Show every line containing "title" by copying it.

+-------+

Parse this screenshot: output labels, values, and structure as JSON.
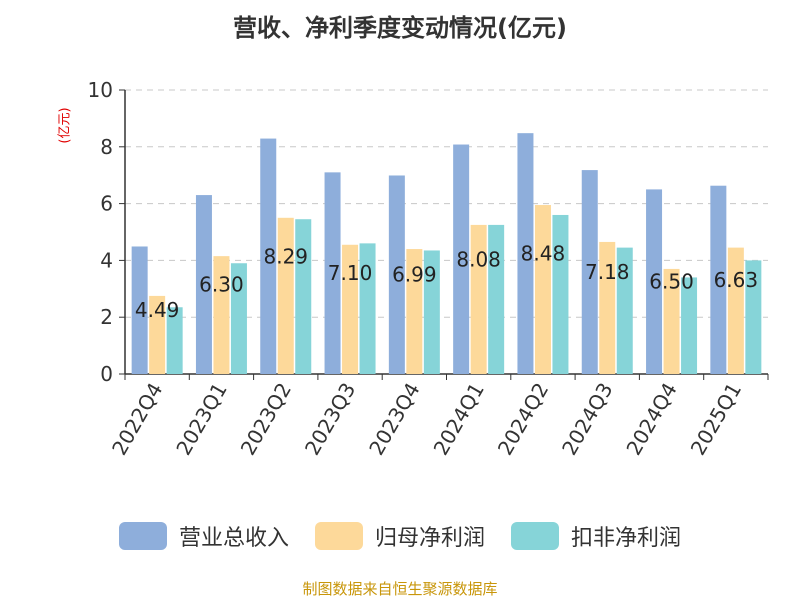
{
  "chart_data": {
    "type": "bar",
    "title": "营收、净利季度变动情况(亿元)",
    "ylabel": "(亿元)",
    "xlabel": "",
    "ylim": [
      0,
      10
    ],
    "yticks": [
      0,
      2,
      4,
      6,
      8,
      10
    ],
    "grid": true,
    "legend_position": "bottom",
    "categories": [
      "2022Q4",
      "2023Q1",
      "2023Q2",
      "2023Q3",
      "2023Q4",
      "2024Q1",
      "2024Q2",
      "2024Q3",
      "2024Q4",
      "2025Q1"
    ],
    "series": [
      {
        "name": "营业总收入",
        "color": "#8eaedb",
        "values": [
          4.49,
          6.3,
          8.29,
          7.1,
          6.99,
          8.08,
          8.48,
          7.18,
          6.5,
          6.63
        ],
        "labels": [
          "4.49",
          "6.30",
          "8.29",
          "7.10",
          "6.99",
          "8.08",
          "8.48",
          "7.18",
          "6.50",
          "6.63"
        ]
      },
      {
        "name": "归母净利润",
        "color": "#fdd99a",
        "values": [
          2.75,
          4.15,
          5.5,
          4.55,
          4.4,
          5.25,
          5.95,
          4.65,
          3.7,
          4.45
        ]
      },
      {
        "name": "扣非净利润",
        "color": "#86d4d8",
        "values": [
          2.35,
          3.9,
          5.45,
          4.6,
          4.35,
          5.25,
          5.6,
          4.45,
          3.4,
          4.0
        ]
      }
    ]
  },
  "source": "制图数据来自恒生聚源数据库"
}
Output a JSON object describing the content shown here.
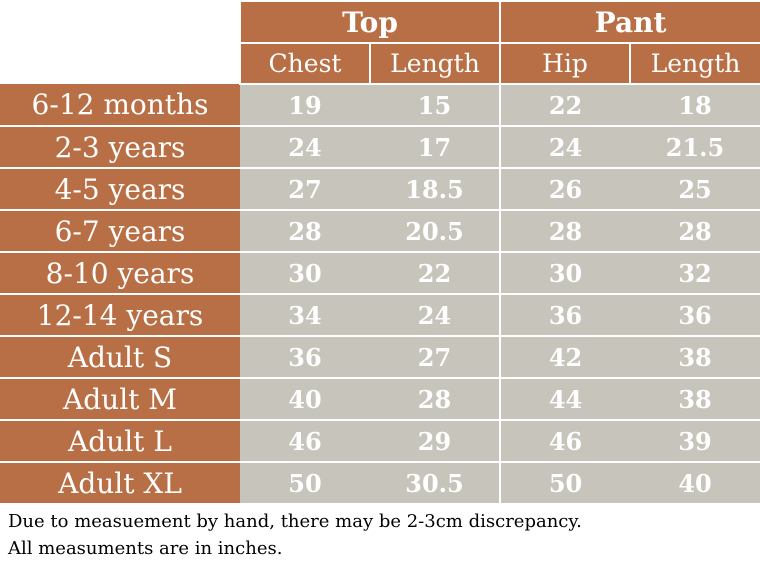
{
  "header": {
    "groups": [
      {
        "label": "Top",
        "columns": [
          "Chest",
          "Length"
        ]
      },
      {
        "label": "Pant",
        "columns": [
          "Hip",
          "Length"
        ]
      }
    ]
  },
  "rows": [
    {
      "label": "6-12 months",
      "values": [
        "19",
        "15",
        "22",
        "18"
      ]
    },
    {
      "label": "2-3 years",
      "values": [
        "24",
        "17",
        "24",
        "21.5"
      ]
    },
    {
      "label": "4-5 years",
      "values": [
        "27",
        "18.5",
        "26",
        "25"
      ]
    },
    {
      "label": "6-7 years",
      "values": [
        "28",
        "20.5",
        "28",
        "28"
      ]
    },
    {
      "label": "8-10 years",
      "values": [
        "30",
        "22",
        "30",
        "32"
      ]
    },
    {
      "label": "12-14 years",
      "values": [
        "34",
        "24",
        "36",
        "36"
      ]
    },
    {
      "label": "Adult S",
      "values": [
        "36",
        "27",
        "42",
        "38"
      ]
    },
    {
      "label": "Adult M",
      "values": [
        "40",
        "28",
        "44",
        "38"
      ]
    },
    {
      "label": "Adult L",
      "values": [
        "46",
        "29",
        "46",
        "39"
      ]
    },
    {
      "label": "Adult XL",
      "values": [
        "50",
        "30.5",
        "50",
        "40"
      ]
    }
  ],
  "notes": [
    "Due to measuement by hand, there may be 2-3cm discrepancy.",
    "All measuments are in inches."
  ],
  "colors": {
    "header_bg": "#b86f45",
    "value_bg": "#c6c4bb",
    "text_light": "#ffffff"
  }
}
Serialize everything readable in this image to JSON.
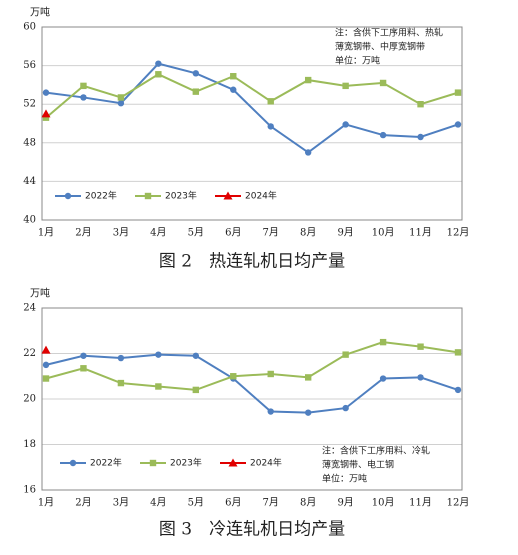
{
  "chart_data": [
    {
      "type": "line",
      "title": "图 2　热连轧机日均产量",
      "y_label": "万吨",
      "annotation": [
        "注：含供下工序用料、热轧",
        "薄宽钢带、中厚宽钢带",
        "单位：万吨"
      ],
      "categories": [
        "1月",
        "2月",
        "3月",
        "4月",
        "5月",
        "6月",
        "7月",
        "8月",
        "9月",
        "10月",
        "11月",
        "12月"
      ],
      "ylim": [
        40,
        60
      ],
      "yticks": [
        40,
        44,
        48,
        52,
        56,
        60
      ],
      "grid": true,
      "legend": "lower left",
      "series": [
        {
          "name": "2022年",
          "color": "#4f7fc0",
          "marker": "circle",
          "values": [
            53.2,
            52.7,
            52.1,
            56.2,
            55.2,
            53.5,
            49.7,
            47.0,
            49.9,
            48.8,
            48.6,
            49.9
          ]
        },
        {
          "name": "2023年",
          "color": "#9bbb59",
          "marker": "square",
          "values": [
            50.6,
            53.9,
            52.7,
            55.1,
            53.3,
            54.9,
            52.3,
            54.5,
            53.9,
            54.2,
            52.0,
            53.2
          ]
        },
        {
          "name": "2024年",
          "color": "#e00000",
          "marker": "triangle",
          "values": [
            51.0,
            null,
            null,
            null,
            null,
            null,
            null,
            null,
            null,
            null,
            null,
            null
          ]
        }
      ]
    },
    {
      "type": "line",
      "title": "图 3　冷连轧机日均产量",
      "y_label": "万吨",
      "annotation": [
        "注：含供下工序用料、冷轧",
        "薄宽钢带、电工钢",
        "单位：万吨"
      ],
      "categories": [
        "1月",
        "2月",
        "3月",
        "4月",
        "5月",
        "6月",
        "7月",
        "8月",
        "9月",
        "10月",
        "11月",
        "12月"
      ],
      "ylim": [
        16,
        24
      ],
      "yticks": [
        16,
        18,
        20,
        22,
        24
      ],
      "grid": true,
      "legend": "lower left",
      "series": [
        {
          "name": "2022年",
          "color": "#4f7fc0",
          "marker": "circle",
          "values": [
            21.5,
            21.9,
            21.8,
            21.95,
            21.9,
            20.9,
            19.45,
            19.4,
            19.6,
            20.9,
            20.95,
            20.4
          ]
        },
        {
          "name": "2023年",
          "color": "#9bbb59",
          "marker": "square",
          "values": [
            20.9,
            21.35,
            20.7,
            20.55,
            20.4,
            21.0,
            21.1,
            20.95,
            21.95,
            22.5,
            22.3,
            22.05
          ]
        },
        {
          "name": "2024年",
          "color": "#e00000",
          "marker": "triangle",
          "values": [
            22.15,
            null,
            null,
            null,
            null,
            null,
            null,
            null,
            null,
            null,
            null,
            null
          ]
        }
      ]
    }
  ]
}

+-------+

### REPLY TO THE EXERCISE
    "title": "营收、净利季度变动情况(亿元)",
      "title": "图 2　热连轧机日均产量",
      "title": "图 3　冷连轧机日均产量",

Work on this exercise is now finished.